__Given request__
Copy out all lines with the word "Output" in them.

Data records:
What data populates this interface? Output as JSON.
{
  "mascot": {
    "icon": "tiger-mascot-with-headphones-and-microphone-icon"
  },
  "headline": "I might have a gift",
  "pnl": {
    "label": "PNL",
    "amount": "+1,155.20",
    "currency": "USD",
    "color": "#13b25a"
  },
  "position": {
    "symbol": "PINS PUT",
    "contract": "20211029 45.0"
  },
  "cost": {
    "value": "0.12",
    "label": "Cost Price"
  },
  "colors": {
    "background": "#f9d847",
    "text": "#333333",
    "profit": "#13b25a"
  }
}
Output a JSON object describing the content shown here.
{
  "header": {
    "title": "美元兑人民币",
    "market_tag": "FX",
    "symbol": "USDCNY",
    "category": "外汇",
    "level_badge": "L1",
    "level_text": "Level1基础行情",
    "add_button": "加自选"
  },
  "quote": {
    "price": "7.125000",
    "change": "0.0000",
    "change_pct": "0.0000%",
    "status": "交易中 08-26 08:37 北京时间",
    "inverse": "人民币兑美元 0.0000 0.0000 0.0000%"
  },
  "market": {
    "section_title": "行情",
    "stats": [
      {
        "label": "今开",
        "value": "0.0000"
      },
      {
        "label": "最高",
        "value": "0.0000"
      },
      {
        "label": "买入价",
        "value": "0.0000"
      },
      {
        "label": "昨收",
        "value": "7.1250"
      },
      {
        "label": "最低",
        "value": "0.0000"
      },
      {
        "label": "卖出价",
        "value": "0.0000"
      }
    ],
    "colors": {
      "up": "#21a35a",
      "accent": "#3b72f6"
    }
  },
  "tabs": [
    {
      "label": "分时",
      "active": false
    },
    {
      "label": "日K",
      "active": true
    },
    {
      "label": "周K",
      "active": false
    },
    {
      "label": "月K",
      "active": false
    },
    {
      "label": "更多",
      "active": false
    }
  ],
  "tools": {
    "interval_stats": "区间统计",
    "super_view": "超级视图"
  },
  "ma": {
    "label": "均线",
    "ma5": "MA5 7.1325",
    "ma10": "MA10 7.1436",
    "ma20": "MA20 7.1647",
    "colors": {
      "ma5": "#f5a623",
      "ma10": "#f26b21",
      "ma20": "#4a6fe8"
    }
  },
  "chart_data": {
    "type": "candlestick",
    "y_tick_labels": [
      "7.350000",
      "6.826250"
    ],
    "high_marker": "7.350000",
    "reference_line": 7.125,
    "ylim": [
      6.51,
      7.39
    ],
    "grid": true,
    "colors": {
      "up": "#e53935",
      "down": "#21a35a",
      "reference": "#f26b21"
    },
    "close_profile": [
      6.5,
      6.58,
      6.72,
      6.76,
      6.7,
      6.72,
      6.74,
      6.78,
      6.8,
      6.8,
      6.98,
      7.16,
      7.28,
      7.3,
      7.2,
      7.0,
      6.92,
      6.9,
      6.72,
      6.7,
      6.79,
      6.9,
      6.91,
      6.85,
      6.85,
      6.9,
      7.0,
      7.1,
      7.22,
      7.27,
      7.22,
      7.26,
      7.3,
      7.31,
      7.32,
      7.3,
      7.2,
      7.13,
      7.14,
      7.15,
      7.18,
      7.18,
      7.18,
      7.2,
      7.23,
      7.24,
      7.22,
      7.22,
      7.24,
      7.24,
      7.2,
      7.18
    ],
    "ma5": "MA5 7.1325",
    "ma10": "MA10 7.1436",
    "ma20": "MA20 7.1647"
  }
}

__Result for this exercise__
What data populates this interface? Output as JSON.
Output a JSON object describing the content shown here.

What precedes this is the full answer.